[Material provided]:

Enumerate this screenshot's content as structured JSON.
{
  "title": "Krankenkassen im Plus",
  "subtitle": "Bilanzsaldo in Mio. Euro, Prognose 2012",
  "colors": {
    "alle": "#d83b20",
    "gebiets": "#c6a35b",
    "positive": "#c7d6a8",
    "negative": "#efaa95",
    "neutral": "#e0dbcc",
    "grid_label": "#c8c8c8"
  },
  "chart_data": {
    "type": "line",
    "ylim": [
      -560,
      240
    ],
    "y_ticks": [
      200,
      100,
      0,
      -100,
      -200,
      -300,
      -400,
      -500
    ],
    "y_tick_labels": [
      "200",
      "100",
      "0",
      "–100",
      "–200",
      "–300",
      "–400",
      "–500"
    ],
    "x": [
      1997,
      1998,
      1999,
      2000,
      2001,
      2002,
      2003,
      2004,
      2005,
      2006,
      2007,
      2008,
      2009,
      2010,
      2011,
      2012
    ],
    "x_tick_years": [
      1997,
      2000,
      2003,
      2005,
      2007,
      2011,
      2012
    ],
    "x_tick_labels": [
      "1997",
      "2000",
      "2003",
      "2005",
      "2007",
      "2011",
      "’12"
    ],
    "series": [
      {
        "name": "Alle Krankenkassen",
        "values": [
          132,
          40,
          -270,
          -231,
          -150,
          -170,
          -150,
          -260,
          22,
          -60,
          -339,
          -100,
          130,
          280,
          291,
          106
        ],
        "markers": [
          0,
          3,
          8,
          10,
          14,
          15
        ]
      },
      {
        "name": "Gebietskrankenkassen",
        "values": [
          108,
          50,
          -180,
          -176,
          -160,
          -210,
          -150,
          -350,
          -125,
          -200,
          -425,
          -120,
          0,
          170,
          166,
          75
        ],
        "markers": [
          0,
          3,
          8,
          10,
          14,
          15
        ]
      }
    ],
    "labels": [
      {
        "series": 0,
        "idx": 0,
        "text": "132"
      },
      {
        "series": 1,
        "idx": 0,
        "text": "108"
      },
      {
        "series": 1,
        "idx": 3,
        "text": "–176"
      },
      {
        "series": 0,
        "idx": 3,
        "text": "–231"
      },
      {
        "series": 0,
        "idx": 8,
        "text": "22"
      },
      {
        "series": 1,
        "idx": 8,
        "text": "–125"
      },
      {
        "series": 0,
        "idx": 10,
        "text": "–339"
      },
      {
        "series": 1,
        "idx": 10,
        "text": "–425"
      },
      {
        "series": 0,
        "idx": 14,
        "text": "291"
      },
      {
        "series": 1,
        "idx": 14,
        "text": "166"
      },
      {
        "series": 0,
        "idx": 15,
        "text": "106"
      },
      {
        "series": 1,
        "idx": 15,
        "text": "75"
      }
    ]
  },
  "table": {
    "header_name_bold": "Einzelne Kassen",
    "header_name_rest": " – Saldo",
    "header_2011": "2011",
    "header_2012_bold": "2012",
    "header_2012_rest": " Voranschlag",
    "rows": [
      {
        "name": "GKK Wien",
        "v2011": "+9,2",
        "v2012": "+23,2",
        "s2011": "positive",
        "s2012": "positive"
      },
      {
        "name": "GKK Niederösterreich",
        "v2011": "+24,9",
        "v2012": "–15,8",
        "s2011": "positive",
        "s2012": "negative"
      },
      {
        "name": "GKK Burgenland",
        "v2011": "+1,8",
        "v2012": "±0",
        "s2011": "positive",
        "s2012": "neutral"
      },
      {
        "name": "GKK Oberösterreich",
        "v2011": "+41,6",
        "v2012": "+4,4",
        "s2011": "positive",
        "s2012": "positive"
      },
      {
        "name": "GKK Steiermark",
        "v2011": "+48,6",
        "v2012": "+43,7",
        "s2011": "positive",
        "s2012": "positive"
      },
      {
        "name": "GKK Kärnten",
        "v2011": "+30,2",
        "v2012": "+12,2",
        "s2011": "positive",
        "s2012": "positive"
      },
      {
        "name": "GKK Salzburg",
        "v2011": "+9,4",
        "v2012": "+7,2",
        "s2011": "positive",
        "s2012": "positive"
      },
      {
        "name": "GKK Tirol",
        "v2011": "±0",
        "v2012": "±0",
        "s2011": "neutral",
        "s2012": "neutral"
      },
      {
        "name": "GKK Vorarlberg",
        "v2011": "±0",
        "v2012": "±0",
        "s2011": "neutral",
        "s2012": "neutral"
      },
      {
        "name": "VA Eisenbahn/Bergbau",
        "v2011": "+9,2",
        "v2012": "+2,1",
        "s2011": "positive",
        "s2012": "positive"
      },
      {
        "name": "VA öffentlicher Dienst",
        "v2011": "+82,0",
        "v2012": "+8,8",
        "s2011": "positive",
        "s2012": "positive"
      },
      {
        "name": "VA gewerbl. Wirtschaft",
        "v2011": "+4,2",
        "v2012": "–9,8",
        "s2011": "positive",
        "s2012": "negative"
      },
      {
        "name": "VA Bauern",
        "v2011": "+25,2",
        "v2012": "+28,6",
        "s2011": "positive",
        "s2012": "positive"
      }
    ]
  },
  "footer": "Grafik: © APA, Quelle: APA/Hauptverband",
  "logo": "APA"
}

[Written problem]:
Identify the lines above that contain the word "text", then copy them.

[Answer to the problem]:
        "text": "132"
        "text": "108"
        "text": "–176"
        "text": "–231"
        "text": "22"
        "text": "–125"
        "text": "–339"
        "text": "–425"
        "text": "291"
        "text": "166"
        "text": "106"
        "text": "75"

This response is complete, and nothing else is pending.